Filter these entries, keeping only lines that hold the word "BISBE".

[Data records]
# # # #
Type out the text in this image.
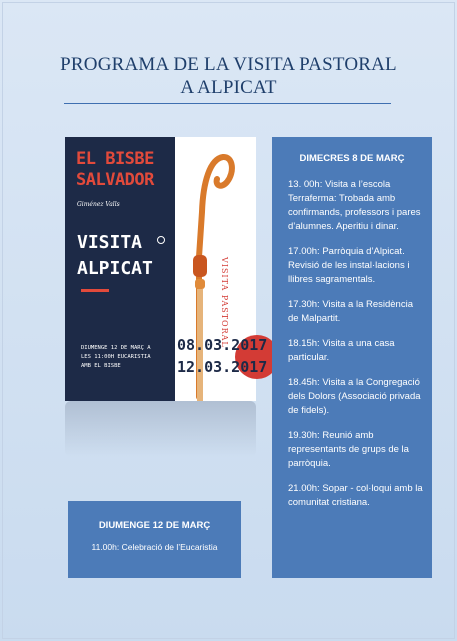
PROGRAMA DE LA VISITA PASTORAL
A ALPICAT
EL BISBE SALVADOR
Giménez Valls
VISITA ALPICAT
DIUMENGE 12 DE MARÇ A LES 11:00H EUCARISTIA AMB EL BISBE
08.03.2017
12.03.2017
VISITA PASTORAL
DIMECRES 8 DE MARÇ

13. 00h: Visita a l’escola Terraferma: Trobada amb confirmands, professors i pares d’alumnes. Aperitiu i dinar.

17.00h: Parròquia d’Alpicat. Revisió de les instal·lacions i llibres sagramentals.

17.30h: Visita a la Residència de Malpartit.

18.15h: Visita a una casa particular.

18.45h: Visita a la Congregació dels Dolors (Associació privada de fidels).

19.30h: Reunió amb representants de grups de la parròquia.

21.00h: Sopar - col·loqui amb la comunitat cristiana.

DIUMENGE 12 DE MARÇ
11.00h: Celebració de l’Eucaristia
# # # #
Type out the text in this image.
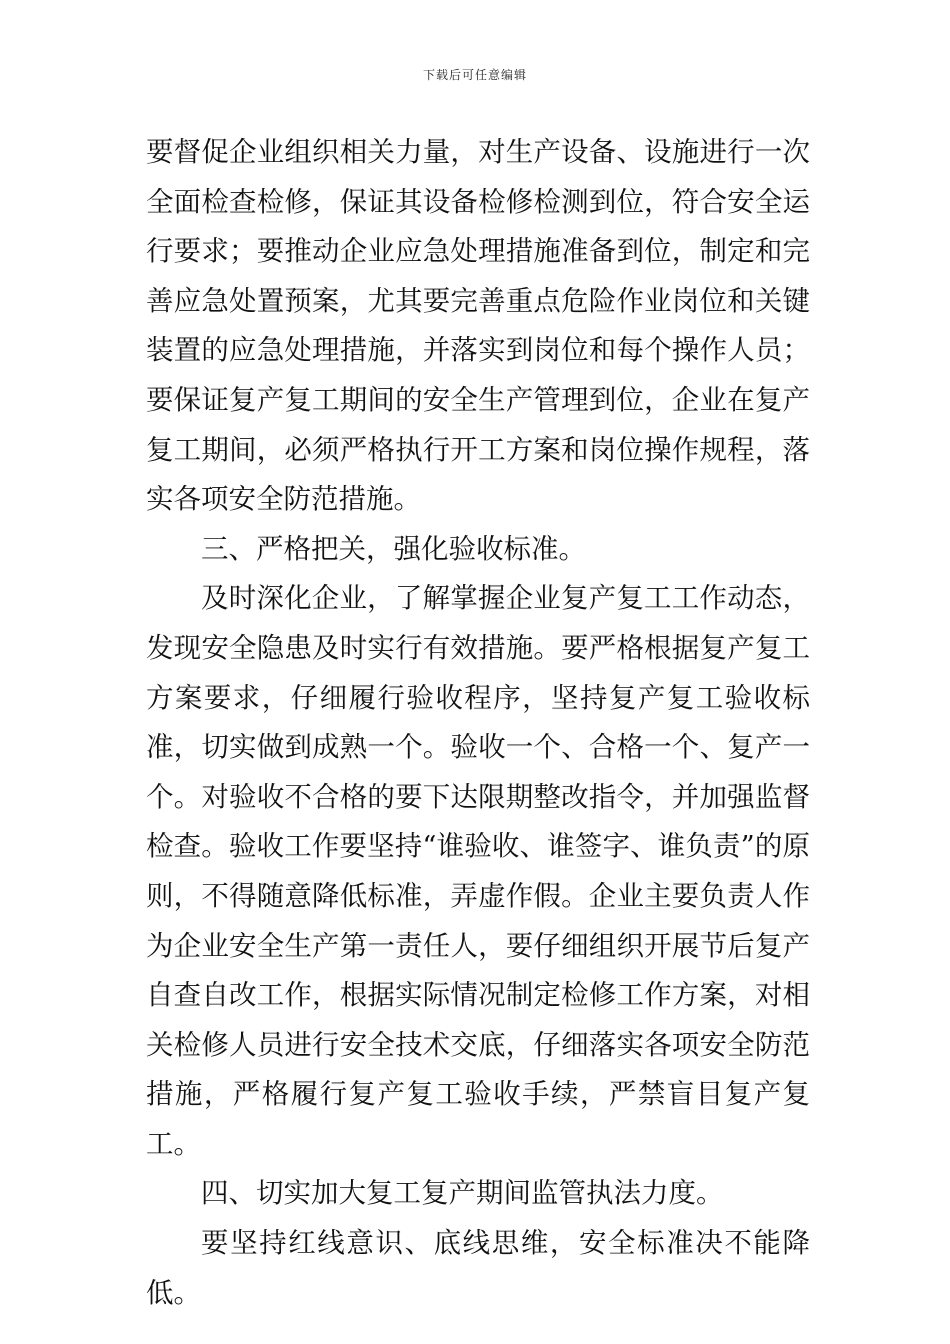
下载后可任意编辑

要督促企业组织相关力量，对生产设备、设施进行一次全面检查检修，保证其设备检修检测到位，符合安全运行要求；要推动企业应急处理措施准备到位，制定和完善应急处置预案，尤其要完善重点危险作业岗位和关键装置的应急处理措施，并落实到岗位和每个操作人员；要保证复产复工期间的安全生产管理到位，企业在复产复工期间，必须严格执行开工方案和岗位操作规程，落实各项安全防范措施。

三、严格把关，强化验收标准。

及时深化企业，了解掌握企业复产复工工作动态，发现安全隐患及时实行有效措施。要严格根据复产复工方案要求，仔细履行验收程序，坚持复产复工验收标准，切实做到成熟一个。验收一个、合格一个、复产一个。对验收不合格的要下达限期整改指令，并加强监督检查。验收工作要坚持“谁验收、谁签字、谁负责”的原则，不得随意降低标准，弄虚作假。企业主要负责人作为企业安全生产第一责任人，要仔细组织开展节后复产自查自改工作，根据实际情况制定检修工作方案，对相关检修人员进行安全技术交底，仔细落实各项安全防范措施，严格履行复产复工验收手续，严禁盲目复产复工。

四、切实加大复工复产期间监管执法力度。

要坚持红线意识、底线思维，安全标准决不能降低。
# # # #
**Problem solution**.
EL BISBE SALVADOR
DIUMENGE 12 DE MARÇ A LES 11:00H EUCARISTIA AMB EL BISBE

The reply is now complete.